--- EXERCISE DIRECTIONS ---
Repeat the listing exactly as given, omitting every image.

+-------+

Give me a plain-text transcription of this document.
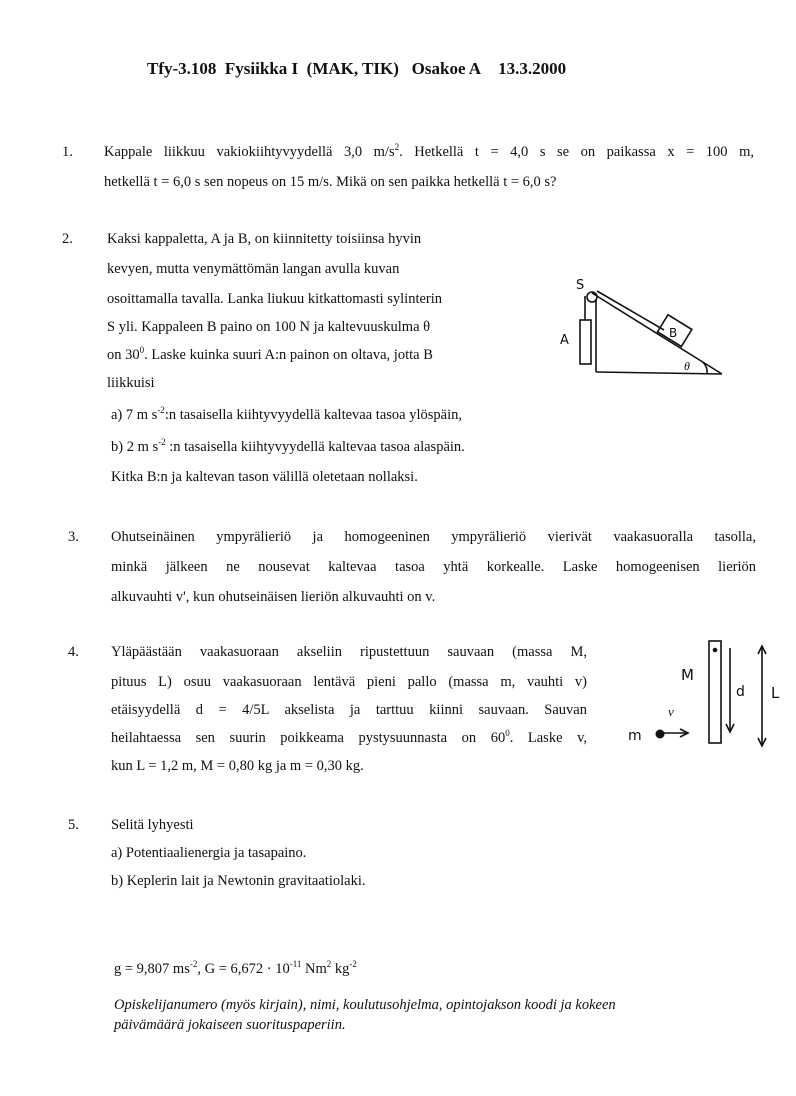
Tfy-3.108 Fysiikka I (MAK, TIK) Osakoe A 13.3.2000
1. Kappale liikkuu vakiokiihtyvyydellä 3,0 $m/s^2$. Hetkellä t = 4,0 s se on paikassa x = 100 m,
hetkellä t = 6,0 s sen nopeus on 15 m/s. Mikä on sen paikka hetkellä t = 6,0 s?
2. Kaksi kappaletta, A ja B, on kiinnitetty toisiinsa hyvin
kevyen, mutta venymättömän langan avulla kuvan
osoittamalla tavalla. Lanka liukuu kitkattomasti sylinterin
S yli. Kappaleen B paino on 100 N ja kaltevuuskulma θ
on $30^0$. Laske kuinka suuri A:n painon on oltava, jotta B
liikkuisi
a) 7 m $s^{-2}:n$ tasaisella kiihtyvyydellä kaltevaa tasoa ylöspäin,
b) 2 m $s^{-2}$ :n tasaisella kiihtyvyydellä kaltevaa tasoa alaspäin.
Kitka B:n ja kaltevan tason välillä oletetaan nollaksi.
S
A	B
θ
3. Ohutseinäinen ympyrälieriö ja homogeeninen ympyrälieriö vierivät vaakasuoralla tasolla,
minkä jälkeen ne nousevat kaltevaa tasoa yhtä korkealle. Laske homogeenisen lieriön
alkuvauhti v', kun ohutseinäisen lieriön alkuvauhti on v.
4. Yläpäästään vaakasuoraan akseliin ripustettuun sauvaan (massa M,
pituus L) osuu vaakasuoraan lentävä pieni pallo (massa m, vauhti v)
etäisyydellä d = 4/5L akselista ja tarttuu kiinni sauvaan. Sauvan
heilahtaessa sen suurin poikkeama pystysuunnasta on $60^0$. Laske v,
kun L = 1,2 m, M = 0,80 kg ja m = 0,30 kg.
M
d L
v
m
5. Selitä lyhyesti
a) Potentiaalienergia ja tasapaino.
b) Keplerin lait ja Newtonin gravitaatiolaki.
g = 9,807 $ms^{-2}$, $G = 6,672 \cdot 10^{-11}$ Nm$^2$ $kg^{-2}$
Opiskelijanumero (myös kirjain), nimi, koulutusohjelma, opintojakson koodi ja kokeen
päivämäärä jokaiseen suorituspaperiin.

+-------+

--- RESPONSE ---
Give me a plain-text transcription of this document.
Tfy-3.108 Fysiikka I (MAK, TIK) Osakoe A 13.3.2000
1. Kappale liikkuu vakiokiihtyvyydellä 3,0 $m/s^2$. Hetkellä t = 4,0 s se on paikassa x = 100 m,
hetkellä t = 6,0 s sen nopeus on 15 m/s. Mikä on sen paikka hetkellä t = 6,0 s?
2. Kaksi kappaletta, A ja B, on kiinnitetty toisiinsa hyvin
kevyen, mutta venymättömän langan avulla kuvan
osoittamalla tavalla. Lanka liukuu kitkattomasti sylinterin
S yli. Kappaleen B paino on 100 N ja kaltevuuskulma θ
on $30^0$. Laske kuinka suuri A:n painon on oltava, jotta B
liikkuisi
a) 7 m $s^{-2}:n$ tasaisella kiihtyvyydellä kaltevaa tasoa ylöspäin,
b) 2 m $s^{-2}$ :n tasaisella kiihtyvyydellä kaltevaa tasoa alaspäin.
Kitka B:n ja kaltevan tason välillä oletetaan nollaksi.
S
A	B
θ
3. Ohutseinäinen ympyrälieriö ja homogeeninen ympyrälieriö vierivät vaakasuoralla tasolla,
minkä jälkeen ne nousevat kaltevaa tasoa yhtä korkealle. Laske homogeenisen lieriön
alkuvauhti v', kun ohutseinäisen lieriön alkuvauhti on v.
4. Yläpäästään vaakasuoraan akseliin ripustettuun sauvaan (massa M,
pituus L) osuu vaakasuoraan lentävä pieni pallo (massa m, vauhti v)
etäisyydellä d = 4/5L akselista ja tarttuu kiinni sauvaan. Sauvan
heilahtaessa sen suurin poikkeama pystysuunnasta on $60^0$. Laske v,
kun L = 1,2 m, M = 0,80 kg ja m = 0,30 kg.
M
d L
v
m
5. Selitä lyhyesti
a) Potentiaalienergia ja tasapaino.
b) Keplerin lait ja Newtonin gravitaatiolaki.
g = 9,807 $ms^{-2}$, $G = 6,672 \cdot 10^{-11}$ Nm$^2$ $kg^{-2}$
Opiskelijanumero (myös kirjain), nimi, koulutusohjelma, opintojakson koodi ja kokeen
päivämäärä jokaiseen suorituspaperiin.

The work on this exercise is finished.